start
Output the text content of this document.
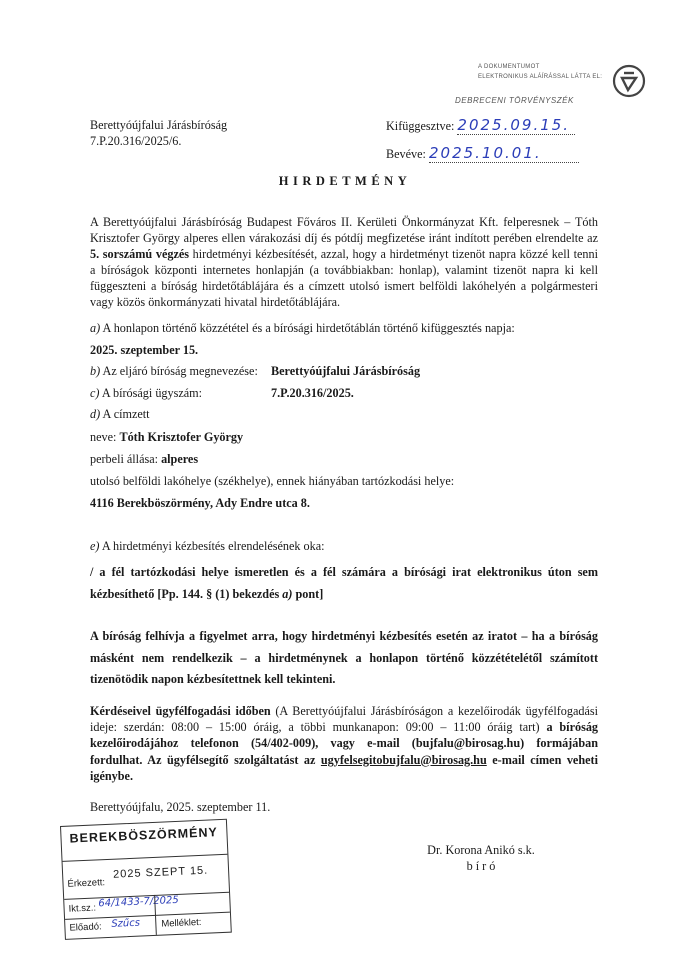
A DOKUMENTUMOT
ELEKTRONIKUS ALÁÍRÁSSAL LÁTTA EL:
DEBRECENI TÖRVÉNYSZÉK
Berettyóújfalui Járásbíróság
7.P.20.316/2025/6.
Kifüggesztve: 2025.09.15.
Bevéve: 2025.10.01.
HIRDETMÉNY
A Berettyóújfalui Járásbíróság Budapest Főváros II. Kerületi Önkormányzat Kft. felperesnek – Tóth Krisztofer György alperes ellen várakozási díj és pótdíj megfizetése iránt indított perében elrendelte az 5. sorszámú végzés hirdetményi kézbesítését, azzal, hogy a hirdetményt tizenöt napra közzé kell tenni a bíróságok központi internetes honlapján (a továbbiakban: honlap), valamint tizenöt napra ki kell függeszteni a bíróság hirdetőtáblájára és a címzett utolsó ismert belföldi lakóhelyén a polgármesteri vagy közös önkormányzati hivatal hirdetőtáblájára.
a) A honlapon történő közzététel és a bírósági hirdetőtáblán történő kifüggesztés napja:
2025. szeptember 15.
b) Az eljáró bíróság megnevezése: Berettyóújfalui Járásbíróság
c) A bírósági ügyszám:	7.P.20.316/2025.
d) A címzett
neve: Tóth Krisztofer György
perbeli állása: alperes
utolsó belföldi lakóhelye (székhelye), ennek hiányában tartózkodási helye:
4116 Berekböszörmény, Ady Endre utca 8.
e) A hirdetményi kézbesítés elrendelésének oka:
/ a fél tartózkodási helye ismeretlen és a fél számára a bírósági irat elektronikus úton sem kézbesíthető [Pp. 144. § (1) bekezdés a) pont]
A bíróság felhívja a figyelmet arra, hogy hirdetményi kézbesítés esetén az iratot – ha a bíróság másként nem rendelkezik – a hirdetménynek a honlapon történő közzétételétől számított tizenötödik napon kézbesítettnek kell tekinteni.
Kérdéseivel ügyfélfogadási időben (A Berettyóújfalui Járásbíróságon a kezelőirodák ügyfélfogadási ideje: szerdán: 08:00 – 15:00 óráig, a többi munkanapon: 09:00 – 11:00 óráig tart) a bíróság kezelőirodájához telefonon (54/402-009), vagy e-mail (bujfalu@birosag.hu) formájában fordulhat. Az ügyfélsegítő szolgáltatást az ugyfelsegitobujfalu@birosag.hu e-mail címen veheti igénybe.
Berettyóújfalu, 2025. szeptember 11.
Dr. Korona Anikó s.k.
b í r ó
BEREKBÖSZÖRMÉNY
Érkezett:
2025 SZEPT 15.
Ikt.sz.: 64/1433-7/2025
Előadó: Szűcs Melléklet:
end
# [Written exercise]
Show all lines from the listing above in which "bírósági" appears.

# [Task solution]
a) A honlapon történő közzététel és a bírósági hirdetőtáblán történő kifüggesztés napja:
c) A bírósági ügyszám:	7.P.20.316/2025.
/ a fél tartózkodási helye ismeretlen és a fél számára a bírósági irat elektronikus úton sem kézbesíthető [Pp. 144. § (1) bekezdés a) pont]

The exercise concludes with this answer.